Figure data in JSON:
# # # #

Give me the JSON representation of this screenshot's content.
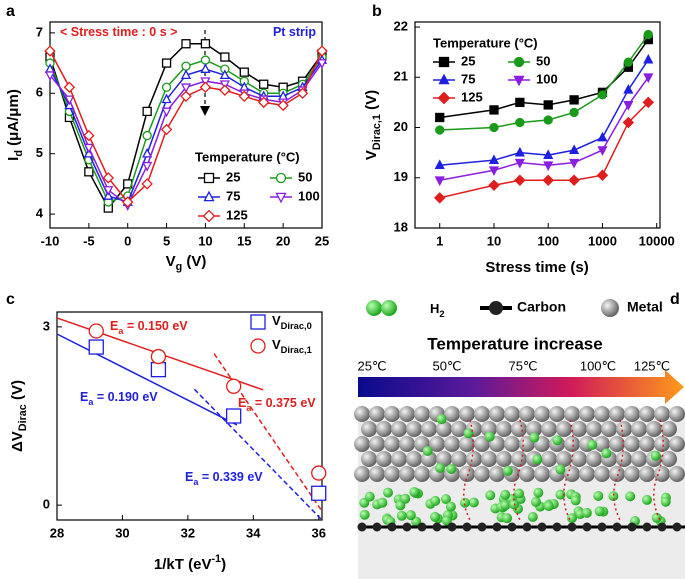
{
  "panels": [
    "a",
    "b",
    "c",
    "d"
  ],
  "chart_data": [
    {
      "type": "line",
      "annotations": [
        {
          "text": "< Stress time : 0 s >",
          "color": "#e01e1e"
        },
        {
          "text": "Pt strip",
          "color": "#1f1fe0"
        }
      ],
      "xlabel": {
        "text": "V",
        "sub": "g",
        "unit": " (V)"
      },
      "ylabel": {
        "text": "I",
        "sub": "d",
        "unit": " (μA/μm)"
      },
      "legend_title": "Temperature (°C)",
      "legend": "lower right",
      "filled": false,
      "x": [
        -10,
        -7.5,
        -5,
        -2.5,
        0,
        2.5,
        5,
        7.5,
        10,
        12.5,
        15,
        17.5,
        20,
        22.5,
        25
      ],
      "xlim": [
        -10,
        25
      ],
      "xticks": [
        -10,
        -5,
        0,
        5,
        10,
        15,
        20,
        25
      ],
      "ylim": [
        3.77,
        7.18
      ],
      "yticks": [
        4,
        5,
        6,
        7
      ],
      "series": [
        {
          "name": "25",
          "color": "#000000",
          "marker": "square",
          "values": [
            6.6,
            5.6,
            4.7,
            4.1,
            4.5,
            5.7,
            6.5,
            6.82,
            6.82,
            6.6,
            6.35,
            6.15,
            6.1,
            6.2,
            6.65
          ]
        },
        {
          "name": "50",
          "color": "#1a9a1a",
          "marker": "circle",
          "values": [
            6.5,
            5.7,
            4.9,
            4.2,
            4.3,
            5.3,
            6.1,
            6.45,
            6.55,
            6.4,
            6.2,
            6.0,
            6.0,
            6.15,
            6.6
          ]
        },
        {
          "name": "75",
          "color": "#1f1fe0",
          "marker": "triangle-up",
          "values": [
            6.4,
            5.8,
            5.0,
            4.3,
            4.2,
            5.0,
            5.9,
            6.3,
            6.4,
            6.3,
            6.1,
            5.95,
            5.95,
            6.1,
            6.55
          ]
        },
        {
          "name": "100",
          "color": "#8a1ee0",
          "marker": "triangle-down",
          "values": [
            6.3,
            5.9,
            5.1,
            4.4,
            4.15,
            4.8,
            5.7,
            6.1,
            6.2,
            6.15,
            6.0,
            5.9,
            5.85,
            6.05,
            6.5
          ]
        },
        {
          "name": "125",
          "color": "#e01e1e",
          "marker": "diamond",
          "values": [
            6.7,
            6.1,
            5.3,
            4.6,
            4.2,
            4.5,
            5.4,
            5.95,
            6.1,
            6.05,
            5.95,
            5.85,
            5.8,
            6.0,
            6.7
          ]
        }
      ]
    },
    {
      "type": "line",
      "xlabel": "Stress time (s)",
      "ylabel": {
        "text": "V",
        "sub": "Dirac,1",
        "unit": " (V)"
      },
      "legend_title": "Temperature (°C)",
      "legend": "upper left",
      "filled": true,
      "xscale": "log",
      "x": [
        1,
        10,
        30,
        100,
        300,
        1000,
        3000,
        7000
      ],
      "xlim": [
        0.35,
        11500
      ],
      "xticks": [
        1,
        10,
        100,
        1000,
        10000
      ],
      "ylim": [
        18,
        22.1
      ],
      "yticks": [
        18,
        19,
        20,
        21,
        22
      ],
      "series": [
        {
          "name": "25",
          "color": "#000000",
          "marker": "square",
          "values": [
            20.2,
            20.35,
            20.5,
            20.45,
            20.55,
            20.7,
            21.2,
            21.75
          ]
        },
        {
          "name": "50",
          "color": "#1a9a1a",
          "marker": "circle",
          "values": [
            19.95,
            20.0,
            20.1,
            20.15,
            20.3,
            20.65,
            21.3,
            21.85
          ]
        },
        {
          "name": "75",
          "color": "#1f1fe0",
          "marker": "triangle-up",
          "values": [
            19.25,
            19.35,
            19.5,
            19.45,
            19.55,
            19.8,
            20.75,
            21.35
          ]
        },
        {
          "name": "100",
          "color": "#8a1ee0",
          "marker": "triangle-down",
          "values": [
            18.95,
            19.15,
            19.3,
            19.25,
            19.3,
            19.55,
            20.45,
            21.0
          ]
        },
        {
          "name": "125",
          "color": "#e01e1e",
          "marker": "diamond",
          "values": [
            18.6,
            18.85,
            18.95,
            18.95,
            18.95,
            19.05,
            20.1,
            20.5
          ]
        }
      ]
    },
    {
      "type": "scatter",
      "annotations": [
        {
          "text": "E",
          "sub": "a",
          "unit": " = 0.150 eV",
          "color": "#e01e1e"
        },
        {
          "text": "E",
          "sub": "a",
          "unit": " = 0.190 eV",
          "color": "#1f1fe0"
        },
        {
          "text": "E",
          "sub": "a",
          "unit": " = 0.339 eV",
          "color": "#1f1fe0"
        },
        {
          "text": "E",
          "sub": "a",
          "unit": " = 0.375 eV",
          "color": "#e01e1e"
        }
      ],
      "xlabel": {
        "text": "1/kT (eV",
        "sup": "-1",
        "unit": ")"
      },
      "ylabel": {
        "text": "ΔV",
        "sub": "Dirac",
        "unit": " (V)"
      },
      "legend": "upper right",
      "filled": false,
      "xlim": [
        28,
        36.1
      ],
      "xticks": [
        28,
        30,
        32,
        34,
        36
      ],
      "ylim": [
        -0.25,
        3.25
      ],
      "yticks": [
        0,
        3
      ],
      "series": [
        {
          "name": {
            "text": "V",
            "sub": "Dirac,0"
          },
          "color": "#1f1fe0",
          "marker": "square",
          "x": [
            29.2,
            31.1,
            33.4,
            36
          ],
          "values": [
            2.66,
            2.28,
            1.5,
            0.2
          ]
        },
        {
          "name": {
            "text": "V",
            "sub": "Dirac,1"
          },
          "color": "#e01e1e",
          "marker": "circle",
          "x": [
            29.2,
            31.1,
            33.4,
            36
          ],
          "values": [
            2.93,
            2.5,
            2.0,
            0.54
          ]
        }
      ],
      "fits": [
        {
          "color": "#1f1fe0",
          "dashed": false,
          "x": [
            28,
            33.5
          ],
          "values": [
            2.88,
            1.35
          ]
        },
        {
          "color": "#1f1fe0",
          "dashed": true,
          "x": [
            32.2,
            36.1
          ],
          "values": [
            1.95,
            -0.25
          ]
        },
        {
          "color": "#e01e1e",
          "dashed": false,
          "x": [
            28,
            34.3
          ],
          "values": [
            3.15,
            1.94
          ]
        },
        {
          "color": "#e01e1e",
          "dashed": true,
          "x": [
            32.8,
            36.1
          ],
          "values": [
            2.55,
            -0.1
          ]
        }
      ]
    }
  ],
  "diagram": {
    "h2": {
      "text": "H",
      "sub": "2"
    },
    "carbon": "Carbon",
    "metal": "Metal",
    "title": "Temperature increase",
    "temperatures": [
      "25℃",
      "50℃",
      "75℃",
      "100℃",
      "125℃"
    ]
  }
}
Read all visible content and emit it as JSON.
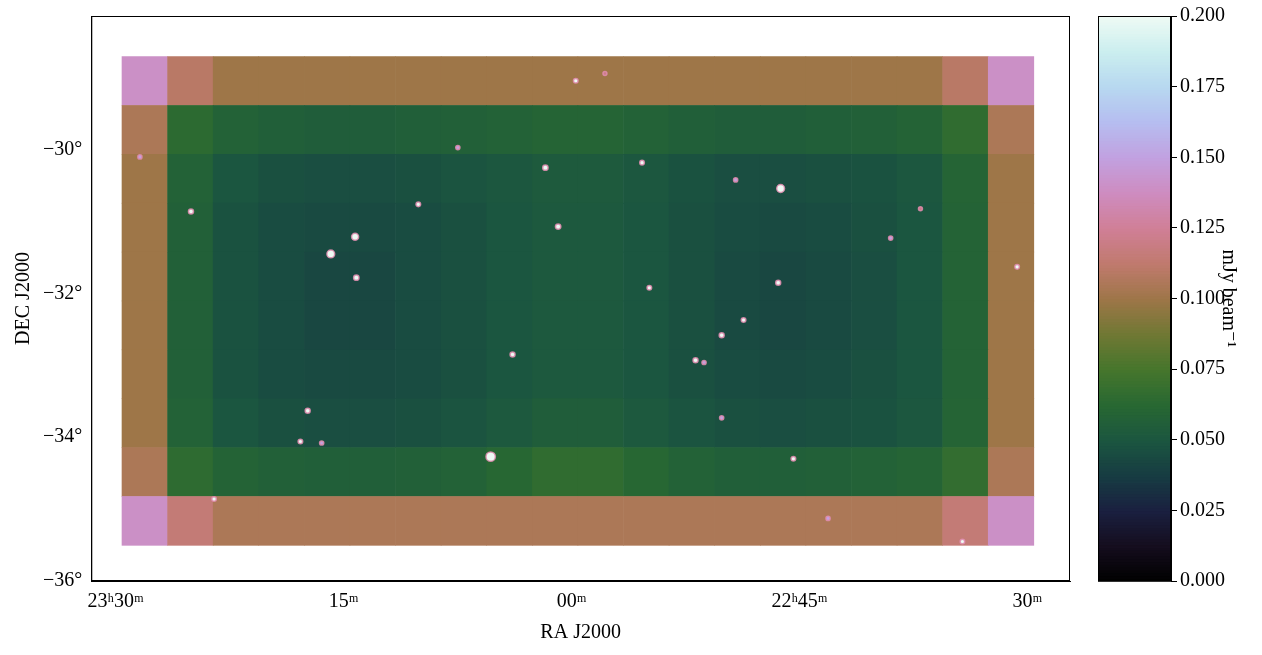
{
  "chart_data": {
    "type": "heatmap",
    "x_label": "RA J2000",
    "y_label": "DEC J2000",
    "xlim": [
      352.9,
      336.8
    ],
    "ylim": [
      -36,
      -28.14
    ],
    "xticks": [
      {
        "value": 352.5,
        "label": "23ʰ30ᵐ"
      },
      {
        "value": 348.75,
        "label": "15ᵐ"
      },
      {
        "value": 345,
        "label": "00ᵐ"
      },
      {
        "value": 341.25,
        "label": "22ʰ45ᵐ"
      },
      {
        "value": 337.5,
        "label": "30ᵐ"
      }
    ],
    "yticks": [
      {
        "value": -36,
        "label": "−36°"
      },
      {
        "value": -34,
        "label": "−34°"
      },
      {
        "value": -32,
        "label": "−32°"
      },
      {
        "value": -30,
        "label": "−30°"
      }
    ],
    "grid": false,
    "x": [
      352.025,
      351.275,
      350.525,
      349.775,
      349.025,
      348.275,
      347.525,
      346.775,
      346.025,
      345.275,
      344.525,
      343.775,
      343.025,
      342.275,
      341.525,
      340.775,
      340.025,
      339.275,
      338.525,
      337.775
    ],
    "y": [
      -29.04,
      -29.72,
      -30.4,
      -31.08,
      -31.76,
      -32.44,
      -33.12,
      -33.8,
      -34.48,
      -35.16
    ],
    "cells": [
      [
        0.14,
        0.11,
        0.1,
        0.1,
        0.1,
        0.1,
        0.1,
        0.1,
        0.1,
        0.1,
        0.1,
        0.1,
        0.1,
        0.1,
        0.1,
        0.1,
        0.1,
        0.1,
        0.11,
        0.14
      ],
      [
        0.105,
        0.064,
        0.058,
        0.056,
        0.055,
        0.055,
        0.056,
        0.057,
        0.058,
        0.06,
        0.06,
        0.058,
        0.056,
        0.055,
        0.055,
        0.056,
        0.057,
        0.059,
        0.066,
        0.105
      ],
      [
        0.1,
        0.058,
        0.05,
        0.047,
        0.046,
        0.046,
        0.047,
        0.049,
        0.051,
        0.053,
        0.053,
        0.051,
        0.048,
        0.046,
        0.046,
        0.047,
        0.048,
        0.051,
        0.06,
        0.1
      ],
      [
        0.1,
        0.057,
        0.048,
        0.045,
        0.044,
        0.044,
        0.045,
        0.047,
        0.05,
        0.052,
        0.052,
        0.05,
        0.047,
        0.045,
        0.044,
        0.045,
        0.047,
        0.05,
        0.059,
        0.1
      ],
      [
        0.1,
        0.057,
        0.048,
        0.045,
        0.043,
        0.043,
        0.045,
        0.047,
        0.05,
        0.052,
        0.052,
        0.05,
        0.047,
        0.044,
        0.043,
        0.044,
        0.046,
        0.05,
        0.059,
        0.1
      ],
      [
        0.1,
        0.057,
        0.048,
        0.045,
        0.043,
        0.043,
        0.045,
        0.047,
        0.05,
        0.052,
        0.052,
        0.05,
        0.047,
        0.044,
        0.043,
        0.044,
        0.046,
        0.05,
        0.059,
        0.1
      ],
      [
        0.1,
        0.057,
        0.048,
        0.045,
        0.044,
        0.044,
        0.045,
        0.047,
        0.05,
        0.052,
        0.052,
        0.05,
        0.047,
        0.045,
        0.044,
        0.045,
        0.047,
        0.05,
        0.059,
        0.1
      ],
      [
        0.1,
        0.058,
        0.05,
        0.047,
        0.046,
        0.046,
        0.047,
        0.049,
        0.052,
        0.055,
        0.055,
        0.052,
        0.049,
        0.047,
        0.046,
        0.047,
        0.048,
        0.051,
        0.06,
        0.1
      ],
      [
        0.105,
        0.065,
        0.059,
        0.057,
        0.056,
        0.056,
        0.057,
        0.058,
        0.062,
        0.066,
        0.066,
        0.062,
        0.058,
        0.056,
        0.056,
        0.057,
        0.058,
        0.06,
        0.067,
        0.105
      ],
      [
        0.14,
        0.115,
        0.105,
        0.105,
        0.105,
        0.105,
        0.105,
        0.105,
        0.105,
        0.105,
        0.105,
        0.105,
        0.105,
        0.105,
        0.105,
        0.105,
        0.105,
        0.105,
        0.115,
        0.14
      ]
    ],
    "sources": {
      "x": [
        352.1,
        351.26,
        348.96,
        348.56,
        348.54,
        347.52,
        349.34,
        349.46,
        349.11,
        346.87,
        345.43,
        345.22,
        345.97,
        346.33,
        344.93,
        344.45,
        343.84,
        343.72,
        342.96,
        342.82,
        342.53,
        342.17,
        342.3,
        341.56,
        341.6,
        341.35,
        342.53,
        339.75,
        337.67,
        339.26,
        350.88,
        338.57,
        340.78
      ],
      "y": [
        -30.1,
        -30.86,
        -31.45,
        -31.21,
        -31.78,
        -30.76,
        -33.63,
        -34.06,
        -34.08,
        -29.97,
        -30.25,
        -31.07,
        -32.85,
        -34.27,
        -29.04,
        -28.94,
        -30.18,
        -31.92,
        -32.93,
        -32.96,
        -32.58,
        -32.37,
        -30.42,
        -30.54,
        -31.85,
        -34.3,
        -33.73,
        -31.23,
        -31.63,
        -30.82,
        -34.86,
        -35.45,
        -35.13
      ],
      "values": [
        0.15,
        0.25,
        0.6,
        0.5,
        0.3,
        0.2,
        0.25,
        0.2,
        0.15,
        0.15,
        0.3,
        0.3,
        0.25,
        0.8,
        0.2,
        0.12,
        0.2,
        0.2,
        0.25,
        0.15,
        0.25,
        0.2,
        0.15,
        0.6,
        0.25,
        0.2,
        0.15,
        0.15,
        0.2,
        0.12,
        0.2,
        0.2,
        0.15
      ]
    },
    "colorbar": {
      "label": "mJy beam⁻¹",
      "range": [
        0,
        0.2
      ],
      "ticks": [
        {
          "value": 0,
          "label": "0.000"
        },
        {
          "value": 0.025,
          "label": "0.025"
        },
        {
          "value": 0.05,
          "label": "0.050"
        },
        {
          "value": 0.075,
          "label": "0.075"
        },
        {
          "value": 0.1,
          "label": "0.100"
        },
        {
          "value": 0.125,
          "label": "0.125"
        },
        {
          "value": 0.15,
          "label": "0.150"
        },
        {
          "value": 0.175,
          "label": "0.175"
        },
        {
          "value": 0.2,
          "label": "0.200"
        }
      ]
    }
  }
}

# # # #

Copy each line of the listing that holds the word "time".

TASK ANSWER —
          "text": "< Stress time : 0 s >",
      "xlabel": "Stress time (s)",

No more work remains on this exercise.